Task goal: Find all lines in the listing that include the word "ring", then copy them.

Extracted records:
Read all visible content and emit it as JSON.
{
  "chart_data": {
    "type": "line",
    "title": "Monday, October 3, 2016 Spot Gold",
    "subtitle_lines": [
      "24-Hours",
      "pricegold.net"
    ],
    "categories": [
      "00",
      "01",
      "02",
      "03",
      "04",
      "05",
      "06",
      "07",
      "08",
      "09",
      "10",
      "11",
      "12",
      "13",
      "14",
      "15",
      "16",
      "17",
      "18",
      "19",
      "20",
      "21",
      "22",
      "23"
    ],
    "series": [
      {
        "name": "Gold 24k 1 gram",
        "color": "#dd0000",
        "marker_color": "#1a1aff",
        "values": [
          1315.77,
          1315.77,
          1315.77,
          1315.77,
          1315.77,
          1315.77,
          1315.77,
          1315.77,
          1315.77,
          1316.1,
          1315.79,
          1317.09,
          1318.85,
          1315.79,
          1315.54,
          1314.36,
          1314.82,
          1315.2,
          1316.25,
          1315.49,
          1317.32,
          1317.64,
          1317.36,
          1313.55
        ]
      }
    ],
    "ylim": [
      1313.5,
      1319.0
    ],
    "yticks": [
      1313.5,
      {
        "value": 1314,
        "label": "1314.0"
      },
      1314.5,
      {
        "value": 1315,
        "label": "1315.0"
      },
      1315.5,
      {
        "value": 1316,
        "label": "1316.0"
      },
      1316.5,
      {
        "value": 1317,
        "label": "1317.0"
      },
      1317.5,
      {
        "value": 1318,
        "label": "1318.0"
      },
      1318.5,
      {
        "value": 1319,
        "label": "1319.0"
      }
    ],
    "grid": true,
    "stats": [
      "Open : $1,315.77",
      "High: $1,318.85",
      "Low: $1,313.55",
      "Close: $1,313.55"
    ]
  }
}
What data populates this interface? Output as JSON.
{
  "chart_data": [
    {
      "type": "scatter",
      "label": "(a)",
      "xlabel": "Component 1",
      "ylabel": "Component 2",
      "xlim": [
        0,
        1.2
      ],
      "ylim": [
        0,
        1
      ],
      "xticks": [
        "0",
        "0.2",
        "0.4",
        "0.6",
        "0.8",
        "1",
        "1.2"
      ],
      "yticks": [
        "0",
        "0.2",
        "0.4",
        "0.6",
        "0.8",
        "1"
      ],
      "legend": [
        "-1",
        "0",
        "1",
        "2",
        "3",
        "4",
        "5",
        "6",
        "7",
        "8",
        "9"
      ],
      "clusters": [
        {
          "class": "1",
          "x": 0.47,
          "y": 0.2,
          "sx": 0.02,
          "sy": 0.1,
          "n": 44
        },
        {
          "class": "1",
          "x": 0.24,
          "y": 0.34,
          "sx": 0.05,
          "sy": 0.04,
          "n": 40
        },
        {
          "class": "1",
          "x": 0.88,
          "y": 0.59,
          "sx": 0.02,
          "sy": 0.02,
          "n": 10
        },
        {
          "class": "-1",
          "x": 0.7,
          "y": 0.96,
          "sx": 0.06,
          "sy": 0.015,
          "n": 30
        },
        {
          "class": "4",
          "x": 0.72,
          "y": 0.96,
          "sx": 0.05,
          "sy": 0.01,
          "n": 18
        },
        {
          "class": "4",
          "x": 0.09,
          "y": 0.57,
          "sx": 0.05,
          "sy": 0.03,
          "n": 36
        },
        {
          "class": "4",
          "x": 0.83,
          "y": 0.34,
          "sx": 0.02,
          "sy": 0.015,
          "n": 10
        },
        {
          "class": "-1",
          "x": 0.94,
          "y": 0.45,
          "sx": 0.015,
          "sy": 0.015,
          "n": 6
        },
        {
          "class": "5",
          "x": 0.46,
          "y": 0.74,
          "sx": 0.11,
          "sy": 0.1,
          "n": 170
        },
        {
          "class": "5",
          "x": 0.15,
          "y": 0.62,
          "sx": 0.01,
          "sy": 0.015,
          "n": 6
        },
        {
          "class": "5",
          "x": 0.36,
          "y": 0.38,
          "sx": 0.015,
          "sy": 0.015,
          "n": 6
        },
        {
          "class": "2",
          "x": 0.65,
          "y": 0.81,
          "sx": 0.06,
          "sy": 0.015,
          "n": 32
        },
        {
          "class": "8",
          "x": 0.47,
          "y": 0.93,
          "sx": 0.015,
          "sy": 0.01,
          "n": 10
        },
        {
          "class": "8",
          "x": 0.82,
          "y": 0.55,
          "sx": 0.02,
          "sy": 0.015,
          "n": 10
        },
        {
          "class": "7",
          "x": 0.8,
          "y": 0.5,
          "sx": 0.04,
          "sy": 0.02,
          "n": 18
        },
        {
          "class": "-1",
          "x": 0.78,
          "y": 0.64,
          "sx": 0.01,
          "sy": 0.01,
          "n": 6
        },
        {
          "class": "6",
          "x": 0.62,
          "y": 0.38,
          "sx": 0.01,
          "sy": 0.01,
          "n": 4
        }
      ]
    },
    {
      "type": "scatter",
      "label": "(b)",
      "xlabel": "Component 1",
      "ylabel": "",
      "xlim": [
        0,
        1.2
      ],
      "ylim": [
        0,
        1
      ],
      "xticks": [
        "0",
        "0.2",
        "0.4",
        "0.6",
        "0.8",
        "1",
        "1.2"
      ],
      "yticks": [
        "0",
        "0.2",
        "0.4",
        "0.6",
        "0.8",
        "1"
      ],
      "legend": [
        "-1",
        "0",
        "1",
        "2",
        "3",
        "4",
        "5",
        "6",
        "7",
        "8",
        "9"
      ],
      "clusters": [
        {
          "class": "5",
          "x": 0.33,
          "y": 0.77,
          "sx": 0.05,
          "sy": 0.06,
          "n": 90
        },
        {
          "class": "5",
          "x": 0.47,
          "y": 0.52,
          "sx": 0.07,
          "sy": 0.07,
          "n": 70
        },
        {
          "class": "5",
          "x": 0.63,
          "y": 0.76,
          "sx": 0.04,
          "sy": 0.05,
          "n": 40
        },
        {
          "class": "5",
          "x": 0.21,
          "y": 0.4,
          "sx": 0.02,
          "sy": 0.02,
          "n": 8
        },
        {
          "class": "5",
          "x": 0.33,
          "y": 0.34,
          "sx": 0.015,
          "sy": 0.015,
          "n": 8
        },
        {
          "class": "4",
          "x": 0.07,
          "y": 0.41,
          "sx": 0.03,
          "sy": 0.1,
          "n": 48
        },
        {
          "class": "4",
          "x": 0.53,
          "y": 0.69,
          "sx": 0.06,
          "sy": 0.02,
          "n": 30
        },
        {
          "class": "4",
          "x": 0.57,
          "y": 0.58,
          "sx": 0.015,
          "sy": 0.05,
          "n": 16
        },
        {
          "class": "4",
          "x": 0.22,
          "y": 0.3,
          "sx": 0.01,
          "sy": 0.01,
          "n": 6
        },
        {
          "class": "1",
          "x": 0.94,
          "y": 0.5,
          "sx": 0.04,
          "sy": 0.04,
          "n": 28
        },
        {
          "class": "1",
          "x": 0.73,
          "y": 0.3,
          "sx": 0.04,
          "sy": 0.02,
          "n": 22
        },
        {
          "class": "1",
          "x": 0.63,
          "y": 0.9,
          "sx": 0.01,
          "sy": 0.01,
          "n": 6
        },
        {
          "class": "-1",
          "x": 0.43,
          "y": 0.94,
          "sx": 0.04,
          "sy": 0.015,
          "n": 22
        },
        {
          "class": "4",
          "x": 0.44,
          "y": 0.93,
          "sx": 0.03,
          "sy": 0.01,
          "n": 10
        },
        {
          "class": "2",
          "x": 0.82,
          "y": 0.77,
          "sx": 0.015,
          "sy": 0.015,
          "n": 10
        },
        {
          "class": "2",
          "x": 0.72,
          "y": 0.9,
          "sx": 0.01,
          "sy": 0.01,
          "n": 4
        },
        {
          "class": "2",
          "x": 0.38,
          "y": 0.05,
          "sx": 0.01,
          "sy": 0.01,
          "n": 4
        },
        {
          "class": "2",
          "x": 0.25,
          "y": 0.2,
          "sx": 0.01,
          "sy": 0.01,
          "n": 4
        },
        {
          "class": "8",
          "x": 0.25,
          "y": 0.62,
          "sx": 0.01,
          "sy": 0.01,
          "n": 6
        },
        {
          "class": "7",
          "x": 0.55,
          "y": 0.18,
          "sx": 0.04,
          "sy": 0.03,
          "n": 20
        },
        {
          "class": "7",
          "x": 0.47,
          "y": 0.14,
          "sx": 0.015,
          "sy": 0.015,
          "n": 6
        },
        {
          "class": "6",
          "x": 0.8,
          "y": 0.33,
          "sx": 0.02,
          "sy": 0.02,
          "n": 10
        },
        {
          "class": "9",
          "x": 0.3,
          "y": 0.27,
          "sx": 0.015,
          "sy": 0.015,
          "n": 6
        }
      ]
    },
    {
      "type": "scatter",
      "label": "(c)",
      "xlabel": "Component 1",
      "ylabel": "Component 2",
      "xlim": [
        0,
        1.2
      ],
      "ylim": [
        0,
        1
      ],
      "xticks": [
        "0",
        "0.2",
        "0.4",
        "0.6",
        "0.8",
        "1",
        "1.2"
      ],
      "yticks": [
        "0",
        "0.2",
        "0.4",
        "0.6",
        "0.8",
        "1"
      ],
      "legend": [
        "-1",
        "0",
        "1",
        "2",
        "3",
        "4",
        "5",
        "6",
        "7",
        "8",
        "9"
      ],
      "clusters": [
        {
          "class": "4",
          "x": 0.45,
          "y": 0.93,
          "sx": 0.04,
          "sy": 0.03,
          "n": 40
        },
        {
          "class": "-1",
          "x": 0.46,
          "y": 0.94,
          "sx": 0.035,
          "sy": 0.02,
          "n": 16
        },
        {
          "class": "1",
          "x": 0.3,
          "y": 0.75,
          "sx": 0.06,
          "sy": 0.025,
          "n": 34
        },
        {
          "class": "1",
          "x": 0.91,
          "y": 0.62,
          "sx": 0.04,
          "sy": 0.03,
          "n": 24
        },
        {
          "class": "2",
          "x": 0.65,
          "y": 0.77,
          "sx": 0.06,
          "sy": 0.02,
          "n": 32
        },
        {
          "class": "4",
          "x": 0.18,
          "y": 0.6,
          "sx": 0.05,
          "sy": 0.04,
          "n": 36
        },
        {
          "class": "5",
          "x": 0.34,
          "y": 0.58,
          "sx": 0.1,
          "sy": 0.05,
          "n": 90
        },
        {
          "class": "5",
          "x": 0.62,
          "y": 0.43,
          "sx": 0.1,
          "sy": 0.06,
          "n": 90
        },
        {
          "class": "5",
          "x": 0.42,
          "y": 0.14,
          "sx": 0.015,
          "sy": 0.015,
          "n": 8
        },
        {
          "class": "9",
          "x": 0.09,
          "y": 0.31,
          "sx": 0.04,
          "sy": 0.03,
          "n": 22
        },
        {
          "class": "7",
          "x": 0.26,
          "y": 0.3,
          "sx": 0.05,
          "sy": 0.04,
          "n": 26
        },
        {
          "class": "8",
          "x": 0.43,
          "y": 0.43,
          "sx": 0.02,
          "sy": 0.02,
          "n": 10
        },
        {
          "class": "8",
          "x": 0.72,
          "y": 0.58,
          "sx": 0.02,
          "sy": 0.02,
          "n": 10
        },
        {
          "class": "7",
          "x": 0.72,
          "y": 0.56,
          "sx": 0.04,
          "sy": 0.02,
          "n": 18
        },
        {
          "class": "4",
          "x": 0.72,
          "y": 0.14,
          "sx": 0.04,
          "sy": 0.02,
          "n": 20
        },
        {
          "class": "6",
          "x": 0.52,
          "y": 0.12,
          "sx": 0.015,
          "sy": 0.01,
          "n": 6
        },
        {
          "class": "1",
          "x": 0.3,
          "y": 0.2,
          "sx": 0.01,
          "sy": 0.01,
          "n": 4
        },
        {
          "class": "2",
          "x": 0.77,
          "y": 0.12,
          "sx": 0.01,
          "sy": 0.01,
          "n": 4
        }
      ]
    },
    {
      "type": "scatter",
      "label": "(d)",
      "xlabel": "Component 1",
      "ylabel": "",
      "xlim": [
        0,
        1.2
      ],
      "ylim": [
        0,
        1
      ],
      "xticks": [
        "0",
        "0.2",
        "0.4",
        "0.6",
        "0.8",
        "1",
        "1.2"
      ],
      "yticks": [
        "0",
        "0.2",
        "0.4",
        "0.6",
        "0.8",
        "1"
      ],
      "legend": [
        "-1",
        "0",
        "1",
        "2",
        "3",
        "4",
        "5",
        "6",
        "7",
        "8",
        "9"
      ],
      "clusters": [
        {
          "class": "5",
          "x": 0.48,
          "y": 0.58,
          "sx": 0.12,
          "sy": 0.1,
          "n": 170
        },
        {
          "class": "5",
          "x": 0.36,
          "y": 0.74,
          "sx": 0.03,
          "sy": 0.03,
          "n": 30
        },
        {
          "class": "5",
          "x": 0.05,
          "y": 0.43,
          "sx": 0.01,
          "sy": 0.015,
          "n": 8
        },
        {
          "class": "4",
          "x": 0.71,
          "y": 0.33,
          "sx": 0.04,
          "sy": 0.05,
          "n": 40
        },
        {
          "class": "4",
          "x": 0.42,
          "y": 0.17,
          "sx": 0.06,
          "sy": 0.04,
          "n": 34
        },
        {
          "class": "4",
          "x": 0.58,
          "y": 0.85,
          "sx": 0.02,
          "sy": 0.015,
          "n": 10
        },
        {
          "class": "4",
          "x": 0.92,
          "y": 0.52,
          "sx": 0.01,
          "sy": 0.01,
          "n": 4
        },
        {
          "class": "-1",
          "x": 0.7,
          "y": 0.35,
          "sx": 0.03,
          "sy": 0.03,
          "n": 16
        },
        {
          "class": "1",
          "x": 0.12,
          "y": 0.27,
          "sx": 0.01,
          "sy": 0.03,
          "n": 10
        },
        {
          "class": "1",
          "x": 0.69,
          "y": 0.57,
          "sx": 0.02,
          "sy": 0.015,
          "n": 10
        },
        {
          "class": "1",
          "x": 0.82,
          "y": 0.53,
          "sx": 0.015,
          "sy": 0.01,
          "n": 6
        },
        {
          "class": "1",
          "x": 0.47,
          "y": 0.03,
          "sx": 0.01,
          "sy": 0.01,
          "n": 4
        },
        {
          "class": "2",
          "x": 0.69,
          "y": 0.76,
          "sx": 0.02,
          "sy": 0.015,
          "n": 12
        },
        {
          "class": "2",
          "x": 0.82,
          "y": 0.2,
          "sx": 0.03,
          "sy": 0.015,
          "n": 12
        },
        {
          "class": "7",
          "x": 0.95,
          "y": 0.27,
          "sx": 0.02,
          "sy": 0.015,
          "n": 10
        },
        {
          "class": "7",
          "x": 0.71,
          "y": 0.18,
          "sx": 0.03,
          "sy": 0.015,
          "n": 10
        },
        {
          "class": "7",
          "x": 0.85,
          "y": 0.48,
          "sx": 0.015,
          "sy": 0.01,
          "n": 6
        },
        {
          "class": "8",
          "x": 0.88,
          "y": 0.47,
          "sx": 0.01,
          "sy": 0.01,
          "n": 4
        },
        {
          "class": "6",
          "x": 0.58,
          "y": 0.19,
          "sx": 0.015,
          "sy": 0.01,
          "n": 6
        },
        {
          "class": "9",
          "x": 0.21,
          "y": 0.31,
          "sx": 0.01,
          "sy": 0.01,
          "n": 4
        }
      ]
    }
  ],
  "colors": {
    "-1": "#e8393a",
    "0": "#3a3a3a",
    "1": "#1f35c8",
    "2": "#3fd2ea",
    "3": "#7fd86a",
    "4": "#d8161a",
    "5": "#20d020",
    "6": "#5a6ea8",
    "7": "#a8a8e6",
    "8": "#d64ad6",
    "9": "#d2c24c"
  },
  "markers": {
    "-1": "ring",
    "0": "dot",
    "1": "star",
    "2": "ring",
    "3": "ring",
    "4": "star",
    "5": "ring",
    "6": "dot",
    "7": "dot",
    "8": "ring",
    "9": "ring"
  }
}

Complete output:
    "-1": "ring",
    "2": "ring",
    "3": "ring",
    "5": "ring",
    "8": "ring",
    "9": "ring"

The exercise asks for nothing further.